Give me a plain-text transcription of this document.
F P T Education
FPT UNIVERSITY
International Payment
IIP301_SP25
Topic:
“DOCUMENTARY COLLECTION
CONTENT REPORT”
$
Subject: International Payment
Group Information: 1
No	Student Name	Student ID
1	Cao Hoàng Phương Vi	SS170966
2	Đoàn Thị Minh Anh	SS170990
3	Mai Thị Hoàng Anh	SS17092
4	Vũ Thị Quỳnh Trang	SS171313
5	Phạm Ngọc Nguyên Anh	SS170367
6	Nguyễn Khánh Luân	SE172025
◇ ◇ ◇ ◇ ◇
## What is asked
Each line of the listing should be copied exactly.

## Task result
Give me a plain-text transcription of this document.
F P T Education
FPT UNIVERSITY
International Payment
IIP301_SP25
Topic:
“DOCUMENTARY COLLECTION
CONTENT REPORT”
$
Subject: International Payment
Group Information: 1
No	Student Name	Student ID
1	Cao Hoàng Phương Vi	SS170966
2	Đoàn Thị Minh Anh	SS170990
3	Mai Thị Hoàng Anh	SS17092
4	Vũ Thị Quỳnh Trang	SS171313
5	Phạm Ngọc Nguyên Anh	SS170367
6	Nguyễn Khánh Luân	SE172025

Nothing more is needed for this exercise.